Zdążyliście zapewne zauważyć zmiany poczynione na blogu. Zminiła się szata graficzna, rodzaj bloga. Ten klasyczny układ wydaje mi się bardziej funkcjonalny i bliższy.
To nie wszystko. Blog z każdym dniem nabiera dynamiki. Tu musi się coś dziać. Nie lubię pustych, suchych postów, tym samym blogów. Jestem w trakcie opracowywania ciekawych tematów. Znajdziecie tu niebawem artykuły z historii jubilerstwa, wywiady, ankiety, ciekawostki i wiele innych interesujących postów, które mam nadzieję Was zainteresują.
Nie omieszkam opisywać działalności firmy, która już niedługo bedzie obchodzić rocznicę magicznych 3 lat istnienia na rynku. Magicznych, ponieważ ta liczba poniekąd mówi o przetrwaniu. Jeśli uda się do niej dobrnąć, to jest szansa, że biznes się uda.

+---+

▶ POLECENIE 1: Jaką rocznicę istnienia na rynku będzie niedługo obchodzić firma, o której mowa we wpisie o zmianach na blogu?
▶ POLECENIE 2: Wznów wpis o zmianach na blogu i dopisz jego dalszy ciąg po ostatnim zdaniu.
Wpisy nie będą tu potrzebne.

▶ DOSTARCZONY MATERIAŁ:
+---+

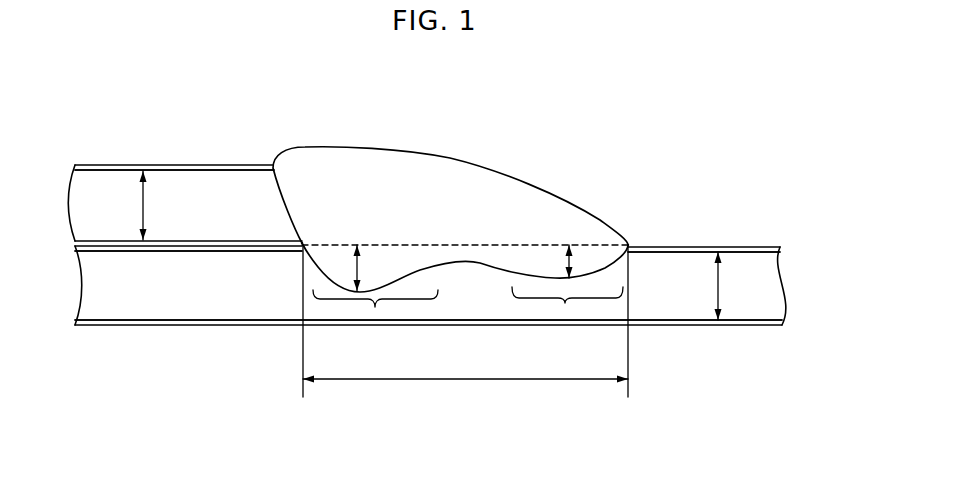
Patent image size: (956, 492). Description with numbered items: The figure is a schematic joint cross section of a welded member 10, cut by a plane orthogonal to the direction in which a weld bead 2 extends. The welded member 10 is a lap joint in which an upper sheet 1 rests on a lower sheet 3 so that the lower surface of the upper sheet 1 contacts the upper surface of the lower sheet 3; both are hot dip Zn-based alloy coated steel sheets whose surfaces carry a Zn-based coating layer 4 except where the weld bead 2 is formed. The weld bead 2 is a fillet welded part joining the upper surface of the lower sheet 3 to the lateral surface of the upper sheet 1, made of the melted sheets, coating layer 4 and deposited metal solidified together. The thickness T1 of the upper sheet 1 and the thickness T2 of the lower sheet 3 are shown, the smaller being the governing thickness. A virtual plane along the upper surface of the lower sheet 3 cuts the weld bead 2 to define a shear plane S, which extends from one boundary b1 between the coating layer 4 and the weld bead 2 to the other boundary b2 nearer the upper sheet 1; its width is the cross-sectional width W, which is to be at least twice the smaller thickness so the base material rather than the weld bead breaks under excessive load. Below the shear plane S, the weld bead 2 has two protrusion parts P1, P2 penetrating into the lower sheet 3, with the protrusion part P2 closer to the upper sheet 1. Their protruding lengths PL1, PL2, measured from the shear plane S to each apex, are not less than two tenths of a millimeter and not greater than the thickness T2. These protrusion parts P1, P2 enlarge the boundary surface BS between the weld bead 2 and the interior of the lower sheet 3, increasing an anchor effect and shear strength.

The welded member 10 is at (758, 110).
The upper sheet 1 is at (102, 180).
The weld bead 2 is at (505, 178).
The lower sheet 3 is at (662, 310).
The Zn-based coating layer 4 is at (210, 241).
The shear plane S is at (452, 244).
The boundary b1 is at (629, 245).
The boundary b2 is at (302, 243).
The boundary surface BS is at (487, 262).
The protruding length PL1 is at (568, 258).
The protruding length PL2 is at (366, 255).
The protrusion part P1 is at (565, 303).
The protrusion part P2 is at (375, 307).
The cross-sectional width W is at (465, 326).
The thickness of the upper sheet T1 is at (157, 205).
The thickness of the lower sheet T2 is at (733, 286).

+---+

▶ WYNIK KOŃCOWY 1: Rocznicę trzech lat istnienia na rynku.

▶ WYNIK KOŃCOWY 2:
Trudny to biznes, bo marzenia i pasje zostają jakby "sklamrowane" przez cyfry: podatek, ubezpieczenie, księgowość i wiele innych kosztów, na które trzeba zapracować.
Będą też osobiste moje refleksje. Jakie zmiany w mojej osobowości, w moim charakterze i przyzwyczajeniach spowodowała sytuacja, którą sama sobie zorganizowałam i podjełam się jej realizacji.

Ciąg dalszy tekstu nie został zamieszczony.